▸ Excerpted text
□ □ □ □ □
SEPARATION AGREEMENT
BETWEEN
XXXXXXX XXX XXXXX
AND
AGRIBRANDS INTERNATIONAL, INC.
07 April 1999
This Separation Agreement sets forth Agribrands International, Inc.'s (Company)
offer of the following terms and conditions concerning the termination of your
employment with the Company.
1. Your termination of employment will be considered an involuntary
termination due to the elimination of your position.
2. Your date of termination will be 30 April 1999.
3. The Company will provide you severance equivalent to twenty-four (24)
months at your current, monthly, gross, compensation rate of $16,068.00, a
total of $385,632.00.
4. The Company will pay you a performance bonus equivalent to achievement of
your target bonus level (30%) for twenty-four (24) months. Again, this
payment will be based upon your current, monthly, gross compensation rate
of $16,068.00, a total of $115,690.00.
4(A).The Company will provide you severance (payment of the amounts due in
paragraphs 3 and 4 above) in the form of salary continuation. The amounts
due will be paid as follows (based on a present value of the amounts in
paragraphs 3 and 4 above):
Date to be Paid Amount to be Paid
--------------- -----------------
May 15, 1999 $271,389.00
January 15, 2000 $38,750.00
April 15, 2000 $38,750.00
January 15, 2001 $41,000.00
April 15, 2001 $41,000.00
January 15, 2002 $43,750.00
April 15, 2002 $43,750.00
January 15, 2003 $11,750.00
April 15, 2003 $11,750.00
During this period, all payments will be taxed at the regular rates then
applicable.
5. You will be paid for all accrued but unused paid time off (PTO) which
presently is a total of 288 hours. This is equivalent to $26,698.00. The
payment will be in the form of a single lump sum.
6. The Company will provide you a lump sum in the gross amount of $26,000.00
in consideration of travel expenses you may incur in resolving pension
issues in Brazil, as well as costs that may be incurred as a result of your
relocation to Brazil or alternate location.
7. The Company will provide you a lump sum in the gross amount of $20,000.00
in consideration of expenses you may incur in the search for alternate
employment.
8. The Company will provide you a lump sum in the gross amount of $5,000.00 in
consideration of expenses you may incur for legal and/or financial planning
services associated with the termination of your employment.
9. All lump sum amounts noted above in paragraphs #3 through #8, will be paid
to you within thirty (30) days of the expiration of the revocation of this
Agreement and will be taxed as required by law.
□ □ □ □ □
▸ Exercise instructions
A – Revise the separation agreement from "9. All lump" to "required by law.", swapping "thirty (30) days" for "sixty (60) days".
B – Carry on writing the separation agreement, starting right after its last sentence.
□ □ □ □ □
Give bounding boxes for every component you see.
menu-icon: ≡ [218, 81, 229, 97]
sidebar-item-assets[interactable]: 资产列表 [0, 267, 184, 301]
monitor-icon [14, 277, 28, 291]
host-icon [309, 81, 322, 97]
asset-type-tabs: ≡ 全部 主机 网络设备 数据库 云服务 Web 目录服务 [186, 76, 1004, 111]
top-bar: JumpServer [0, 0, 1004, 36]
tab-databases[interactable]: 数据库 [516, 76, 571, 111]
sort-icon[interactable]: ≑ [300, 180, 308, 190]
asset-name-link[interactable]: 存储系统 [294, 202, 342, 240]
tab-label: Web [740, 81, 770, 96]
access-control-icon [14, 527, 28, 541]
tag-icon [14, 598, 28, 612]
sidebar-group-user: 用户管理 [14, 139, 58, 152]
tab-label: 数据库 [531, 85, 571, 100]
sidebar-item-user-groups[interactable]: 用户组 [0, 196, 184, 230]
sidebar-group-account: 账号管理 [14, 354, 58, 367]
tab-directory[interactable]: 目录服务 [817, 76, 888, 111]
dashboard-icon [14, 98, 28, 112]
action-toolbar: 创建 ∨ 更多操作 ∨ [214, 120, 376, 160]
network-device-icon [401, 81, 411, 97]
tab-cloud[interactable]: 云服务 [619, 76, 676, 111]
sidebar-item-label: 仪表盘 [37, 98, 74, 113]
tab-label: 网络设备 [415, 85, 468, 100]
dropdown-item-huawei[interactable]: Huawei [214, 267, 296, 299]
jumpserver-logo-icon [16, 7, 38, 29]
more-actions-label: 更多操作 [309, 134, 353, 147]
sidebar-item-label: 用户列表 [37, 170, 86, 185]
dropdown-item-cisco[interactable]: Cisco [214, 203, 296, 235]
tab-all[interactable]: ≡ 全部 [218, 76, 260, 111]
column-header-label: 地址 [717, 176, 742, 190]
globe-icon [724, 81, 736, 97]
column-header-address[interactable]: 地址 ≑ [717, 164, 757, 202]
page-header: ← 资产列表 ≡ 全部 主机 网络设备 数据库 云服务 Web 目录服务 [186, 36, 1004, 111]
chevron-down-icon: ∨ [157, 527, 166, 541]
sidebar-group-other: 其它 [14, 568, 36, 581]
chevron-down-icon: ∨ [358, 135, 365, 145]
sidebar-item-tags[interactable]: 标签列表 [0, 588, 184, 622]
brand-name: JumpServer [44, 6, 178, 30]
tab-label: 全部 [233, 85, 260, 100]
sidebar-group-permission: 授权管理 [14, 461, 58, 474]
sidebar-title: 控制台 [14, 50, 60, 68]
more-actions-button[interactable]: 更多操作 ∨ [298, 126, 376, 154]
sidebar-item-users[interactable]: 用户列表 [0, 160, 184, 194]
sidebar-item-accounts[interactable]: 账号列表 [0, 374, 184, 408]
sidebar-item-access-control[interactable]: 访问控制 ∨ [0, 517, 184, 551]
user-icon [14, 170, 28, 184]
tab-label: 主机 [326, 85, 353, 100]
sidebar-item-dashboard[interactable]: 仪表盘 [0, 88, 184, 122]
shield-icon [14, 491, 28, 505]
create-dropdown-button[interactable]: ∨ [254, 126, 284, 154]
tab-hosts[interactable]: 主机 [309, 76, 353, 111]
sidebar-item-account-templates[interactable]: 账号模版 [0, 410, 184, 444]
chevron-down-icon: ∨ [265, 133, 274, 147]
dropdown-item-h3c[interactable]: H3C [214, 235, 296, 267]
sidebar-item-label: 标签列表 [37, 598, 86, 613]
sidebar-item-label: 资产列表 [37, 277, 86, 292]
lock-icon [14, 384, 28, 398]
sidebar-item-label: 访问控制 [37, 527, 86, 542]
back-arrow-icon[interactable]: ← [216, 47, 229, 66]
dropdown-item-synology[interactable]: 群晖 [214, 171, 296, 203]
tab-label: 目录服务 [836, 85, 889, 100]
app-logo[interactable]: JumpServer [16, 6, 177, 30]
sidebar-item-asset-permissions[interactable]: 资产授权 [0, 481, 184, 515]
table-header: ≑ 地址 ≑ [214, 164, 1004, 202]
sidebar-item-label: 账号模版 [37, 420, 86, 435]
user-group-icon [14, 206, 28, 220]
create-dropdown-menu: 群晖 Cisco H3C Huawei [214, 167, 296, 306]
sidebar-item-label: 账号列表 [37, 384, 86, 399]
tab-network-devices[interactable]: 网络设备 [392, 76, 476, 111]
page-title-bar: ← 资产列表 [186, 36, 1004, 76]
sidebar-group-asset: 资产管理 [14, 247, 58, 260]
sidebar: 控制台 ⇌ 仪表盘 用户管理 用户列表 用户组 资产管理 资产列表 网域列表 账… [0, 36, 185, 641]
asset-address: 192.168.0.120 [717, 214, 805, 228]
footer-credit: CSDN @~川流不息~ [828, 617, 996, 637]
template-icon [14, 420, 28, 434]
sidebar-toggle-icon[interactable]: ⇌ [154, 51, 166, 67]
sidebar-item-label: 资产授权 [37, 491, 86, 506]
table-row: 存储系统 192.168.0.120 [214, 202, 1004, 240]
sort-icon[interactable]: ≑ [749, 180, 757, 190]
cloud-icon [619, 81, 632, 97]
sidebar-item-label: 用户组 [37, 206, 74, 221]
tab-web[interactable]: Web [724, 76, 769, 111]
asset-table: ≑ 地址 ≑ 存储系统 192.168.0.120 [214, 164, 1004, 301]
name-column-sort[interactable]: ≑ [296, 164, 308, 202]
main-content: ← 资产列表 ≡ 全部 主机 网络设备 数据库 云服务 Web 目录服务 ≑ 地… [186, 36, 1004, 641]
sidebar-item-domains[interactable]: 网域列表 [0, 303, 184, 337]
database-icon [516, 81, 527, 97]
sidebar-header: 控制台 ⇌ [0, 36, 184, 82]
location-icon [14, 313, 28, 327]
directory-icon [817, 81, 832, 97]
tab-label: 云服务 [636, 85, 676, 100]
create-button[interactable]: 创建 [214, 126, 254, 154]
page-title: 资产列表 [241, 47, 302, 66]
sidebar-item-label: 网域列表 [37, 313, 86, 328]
□ □ □ □ □
▸ Responses in order
A –
9. All lump sum amounts noted above in paragraphs #3 through #8, will be paid
to you within sixty (60) days of the expiration of the revocation of this
Agreement and will be taxed as required by law.

B –
10. Your health & dental benefits will be terminated on 30 April 1999. You will
be eligible, if you wish, to continue health insurance coverage, for these
two benefits, through our group health plan as provided under applicable
federal law (COBRA), which permits an additional eighteen (18) months of
benefit continuation at employee expense. If you elect this continuation
coverage, the Company will pay the employee premiums for this coverage on
your behalf until the earlier to occur of:
i) your participation in an alternate Company benefit plan; or
ii) eighteen months following 30 April 1999.
Upon the termination of benefits on 30 April 1999, you will receive a
letter detailing your rights under this legislation.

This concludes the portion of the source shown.